■ TEXTE FOURNI:
L'Echo: Les investisseurs paient souvent trop de taxes sur les réductions de capital

Les banques prélèvent le précompte mobilier sur le montant des versements effectués par les entreprises étrangères, même si une partie de ce montant est exonérée d’impôt.
Mardi, l’entreprise néerlandaise TomTom a annoncé son intention de réduire son capital. Elle suit avec quelques jours de retard l’exemple d’AkzoNobel. On peut s’étonner que les banques belges et les courtiers en ligne prélèvent le précompte mobilier sur l’ensemble du remboursement d’AkzoNobel, même si une partie du montant est exonérée de la taxe. Keytrade compte aussi prélever la taxe sur la totalité du montant pour la réduction de capital de TomTom, tandis d’autres banques y réfléchissent encore.
 

1. Le précompte mobilier est-il dû en cas de réduction de capital?

 
"Jusqu’à la fin de 2017, une réduction de capital était en principe entièrement exonérée d’impôts pour les investisseurs particuliers, explique Denis-Emmanuel Philippe, avocat fiscaliste au cabinet Bloom. Depuis le début 2018, ce n’est plus le cas car le régime fiscal a été modifié."
"Une partie de la réduction de capital est désormais imputée aux réserves taxées (par exemple, bénéfices réservés) et est soumise au précompte mobilier. Une autre partie est imputée au capital fiscal (contribution des actionnaires) et n’est pas taxée."
 

2. Pourquoi les banques prélèvent-elles la taxe sur l’ensemble de la réduction de capital?

■ DONNÉES À EXAMINER:
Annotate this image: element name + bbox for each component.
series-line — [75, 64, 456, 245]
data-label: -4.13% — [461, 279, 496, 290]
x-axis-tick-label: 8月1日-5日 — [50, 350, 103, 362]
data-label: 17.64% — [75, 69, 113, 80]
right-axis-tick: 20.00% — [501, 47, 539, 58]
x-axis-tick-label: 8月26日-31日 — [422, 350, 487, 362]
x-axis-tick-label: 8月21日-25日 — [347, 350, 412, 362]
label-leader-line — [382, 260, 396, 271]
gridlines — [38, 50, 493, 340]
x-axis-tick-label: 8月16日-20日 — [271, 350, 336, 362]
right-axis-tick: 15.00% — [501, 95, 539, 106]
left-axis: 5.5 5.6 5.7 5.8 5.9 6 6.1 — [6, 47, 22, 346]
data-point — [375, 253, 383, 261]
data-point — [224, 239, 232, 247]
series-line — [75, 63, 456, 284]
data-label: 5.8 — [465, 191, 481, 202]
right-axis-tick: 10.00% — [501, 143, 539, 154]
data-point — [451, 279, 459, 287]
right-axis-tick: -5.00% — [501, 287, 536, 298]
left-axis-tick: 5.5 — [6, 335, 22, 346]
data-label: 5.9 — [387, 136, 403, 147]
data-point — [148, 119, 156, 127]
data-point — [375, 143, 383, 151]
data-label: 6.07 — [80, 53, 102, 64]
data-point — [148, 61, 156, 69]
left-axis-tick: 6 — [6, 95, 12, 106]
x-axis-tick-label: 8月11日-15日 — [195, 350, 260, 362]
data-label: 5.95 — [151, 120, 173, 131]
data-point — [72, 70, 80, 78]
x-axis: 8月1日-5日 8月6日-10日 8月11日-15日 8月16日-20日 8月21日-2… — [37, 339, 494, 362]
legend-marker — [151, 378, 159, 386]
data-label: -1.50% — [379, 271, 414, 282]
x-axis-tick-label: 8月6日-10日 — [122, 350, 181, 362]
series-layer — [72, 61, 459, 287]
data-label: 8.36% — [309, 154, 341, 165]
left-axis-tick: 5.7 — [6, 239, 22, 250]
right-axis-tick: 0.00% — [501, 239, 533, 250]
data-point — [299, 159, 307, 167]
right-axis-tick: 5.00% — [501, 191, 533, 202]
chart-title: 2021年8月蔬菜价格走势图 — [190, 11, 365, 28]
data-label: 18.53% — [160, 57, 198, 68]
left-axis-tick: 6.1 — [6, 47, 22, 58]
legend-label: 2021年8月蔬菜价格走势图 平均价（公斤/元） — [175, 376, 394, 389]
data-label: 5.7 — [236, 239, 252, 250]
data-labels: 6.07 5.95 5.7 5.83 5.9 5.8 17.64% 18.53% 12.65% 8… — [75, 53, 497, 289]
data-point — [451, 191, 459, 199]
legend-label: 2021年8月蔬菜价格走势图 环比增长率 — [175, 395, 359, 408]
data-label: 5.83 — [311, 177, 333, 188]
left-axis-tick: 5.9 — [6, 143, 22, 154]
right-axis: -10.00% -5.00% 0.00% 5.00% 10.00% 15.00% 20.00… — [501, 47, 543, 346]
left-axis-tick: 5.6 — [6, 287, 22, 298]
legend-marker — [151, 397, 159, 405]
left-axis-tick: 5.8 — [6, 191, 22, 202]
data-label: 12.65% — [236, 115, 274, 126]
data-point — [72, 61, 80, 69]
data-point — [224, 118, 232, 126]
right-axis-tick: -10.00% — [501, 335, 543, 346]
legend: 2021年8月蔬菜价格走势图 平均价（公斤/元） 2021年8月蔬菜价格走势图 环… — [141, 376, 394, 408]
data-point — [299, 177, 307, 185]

■ CONSIGNE: Poursuivez l'article sur le précompte mobilier et les réductions de capital après son dernier intertitre.

■ RÉPONSE:
"Dans de nombreux cas, il n’est pas facile de savoir si une réduction de capital d’une entreprise étrangère est taxable ou non, et de distinguer la partie taxable de la partie exonérée, explique Rodolphe de Pierpont, porte-parole de Febelfin, la fédération belge des banques. En cas de doute, les banques retiennent le précompte mobilier sur le montant total, conformément à la législation."
Il rappelle que les banques sont obligées de retenir le précompte mobilier à la source. "Les banques doivent le reverser rapidement au fisc. Elles ne peuvent analyser toutes les transactions en détail, notamment parce qu’elles ne disposent pas d’informations suffisantes."
Denis-Emmanuel Philippe confirme qu’il est pratiquement impossible pour une banque de connaître la partie de la réduction de capital qui est taxable, parce qu’elle ne reçoit pas les informations nécessaires de l’entreprise étrangère. Les choses sont plus claires avec les sociétés belges. "Depuis la modification de la loi, les sociétés belges indiquent si la réduction de leur capital est ou non soumise au précompte mobilier", explique-t-on à la banque en ligne Binck.
 

3. Que se passe-t-il si la banque retient trop de précompte mobilier?

 
"Si un contribuable n’est pas d’accord avec le précompte mobilier retenu par sa banque, il peut introduire une demande de remboursement motivée au conseiller général en charge du dossier, explique Francis Adyns, porte-parole du SPF Finances. Cette demande doit être introduite dans les cinq ans à compter du 1er janvier de l’année au cours de laquelle le précompte mobilier est versé."
Mais Denis-Emmanuel Philippe met en garde contre tout excès d’optimisme. "D’après moi, ces demandes de remboursement ont peu de chance d’aboutir, car les investisseurs sont rarement en mesure de démontrer qu’une partie de la réduction de capital est exonérée d’impôt. Dans la pratique, ils sont hélas aussi mal informés que les banques."
 

4. Que doivent faire les investisseurs si leur banque est étrangère et qu’elle ne retient pas le précompte mobilier?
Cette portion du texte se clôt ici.